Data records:
****************

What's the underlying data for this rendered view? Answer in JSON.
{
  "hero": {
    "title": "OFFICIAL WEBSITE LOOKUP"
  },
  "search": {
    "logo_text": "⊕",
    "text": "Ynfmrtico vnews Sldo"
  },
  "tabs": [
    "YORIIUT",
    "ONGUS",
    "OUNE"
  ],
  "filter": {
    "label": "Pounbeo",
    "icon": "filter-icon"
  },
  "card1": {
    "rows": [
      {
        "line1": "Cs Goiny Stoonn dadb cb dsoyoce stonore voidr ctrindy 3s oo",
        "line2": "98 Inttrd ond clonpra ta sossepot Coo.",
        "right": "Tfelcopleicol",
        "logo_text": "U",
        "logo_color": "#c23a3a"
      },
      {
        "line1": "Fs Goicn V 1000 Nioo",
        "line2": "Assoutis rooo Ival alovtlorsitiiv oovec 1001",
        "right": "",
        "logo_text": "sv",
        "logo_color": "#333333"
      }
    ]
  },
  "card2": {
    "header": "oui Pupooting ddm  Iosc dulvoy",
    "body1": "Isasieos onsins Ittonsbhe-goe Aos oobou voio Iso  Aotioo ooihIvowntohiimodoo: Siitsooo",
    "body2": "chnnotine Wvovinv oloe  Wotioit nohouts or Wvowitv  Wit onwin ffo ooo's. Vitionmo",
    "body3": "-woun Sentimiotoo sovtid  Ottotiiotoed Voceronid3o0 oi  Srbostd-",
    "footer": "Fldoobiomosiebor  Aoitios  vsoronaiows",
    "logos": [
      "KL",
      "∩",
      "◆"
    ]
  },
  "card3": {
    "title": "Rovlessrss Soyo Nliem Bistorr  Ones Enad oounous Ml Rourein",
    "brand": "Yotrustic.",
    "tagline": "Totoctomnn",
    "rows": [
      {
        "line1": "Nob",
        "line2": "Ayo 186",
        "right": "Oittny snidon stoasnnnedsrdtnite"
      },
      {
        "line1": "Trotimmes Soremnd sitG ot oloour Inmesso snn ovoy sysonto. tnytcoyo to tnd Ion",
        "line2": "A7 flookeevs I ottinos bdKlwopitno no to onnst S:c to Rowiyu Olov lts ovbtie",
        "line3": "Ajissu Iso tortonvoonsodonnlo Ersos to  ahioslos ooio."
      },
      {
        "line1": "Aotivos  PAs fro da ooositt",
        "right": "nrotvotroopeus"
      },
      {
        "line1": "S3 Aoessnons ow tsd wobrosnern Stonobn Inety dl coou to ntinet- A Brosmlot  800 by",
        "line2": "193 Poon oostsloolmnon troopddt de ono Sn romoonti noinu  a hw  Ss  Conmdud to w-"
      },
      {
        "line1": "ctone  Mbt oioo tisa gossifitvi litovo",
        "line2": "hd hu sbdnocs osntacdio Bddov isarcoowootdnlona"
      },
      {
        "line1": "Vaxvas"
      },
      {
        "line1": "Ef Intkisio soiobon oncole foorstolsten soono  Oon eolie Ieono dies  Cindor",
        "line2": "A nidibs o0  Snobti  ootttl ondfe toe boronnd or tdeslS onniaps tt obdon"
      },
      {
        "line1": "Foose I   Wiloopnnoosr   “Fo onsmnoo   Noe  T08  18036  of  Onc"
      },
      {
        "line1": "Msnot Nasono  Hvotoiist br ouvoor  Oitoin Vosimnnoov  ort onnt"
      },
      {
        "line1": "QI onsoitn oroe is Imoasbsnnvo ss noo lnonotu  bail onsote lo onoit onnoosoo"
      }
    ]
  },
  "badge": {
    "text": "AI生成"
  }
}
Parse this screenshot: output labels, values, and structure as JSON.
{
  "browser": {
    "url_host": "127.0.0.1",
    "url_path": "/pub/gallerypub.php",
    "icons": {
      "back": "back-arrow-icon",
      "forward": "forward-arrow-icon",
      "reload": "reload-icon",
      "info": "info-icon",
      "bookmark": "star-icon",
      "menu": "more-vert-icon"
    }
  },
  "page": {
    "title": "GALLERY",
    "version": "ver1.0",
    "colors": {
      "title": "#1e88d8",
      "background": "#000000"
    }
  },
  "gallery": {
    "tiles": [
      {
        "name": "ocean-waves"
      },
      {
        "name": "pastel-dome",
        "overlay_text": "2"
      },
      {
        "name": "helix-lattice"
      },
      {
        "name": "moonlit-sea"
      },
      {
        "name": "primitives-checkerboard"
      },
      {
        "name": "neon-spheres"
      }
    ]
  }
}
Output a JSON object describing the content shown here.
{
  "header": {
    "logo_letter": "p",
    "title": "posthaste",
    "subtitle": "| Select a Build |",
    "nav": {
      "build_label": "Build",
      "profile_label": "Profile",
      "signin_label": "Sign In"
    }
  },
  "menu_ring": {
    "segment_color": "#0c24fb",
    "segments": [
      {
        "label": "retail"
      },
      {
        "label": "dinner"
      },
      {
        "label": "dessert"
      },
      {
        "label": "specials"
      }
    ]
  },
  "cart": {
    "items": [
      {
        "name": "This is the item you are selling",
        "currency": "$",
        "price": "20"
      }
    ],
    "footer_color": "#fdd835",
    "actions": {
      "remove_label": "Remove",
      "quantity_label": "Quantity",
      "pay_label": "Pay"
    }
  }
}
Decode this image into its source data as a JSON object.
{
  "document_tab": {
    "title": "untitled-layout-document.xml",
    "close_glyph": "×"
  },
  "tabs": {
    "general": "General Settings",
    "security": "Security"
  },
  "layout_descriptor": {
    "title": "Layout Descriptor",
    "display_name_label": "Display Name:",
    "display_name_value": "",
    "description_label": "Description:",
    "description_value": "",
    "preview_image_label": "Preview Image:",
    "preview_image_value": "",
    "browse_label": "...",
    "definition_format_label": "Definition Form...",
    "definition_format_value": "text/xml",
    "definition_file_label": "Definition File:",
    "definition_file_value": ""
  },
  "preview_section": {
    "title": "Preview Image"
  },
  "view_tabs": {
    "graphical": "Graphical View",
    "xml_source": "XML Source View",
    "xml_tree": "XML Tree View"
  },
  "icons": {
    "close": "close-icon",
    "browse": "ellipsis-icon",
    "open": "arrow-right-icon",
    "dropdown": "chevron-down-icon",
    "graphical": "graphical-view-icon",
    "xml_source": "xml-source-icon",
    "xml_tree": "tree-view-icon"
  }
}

****************

Directions for this task:
Count the lines of the listing above that include the word "right" and state the total with nothing else.

Exercise answer:
5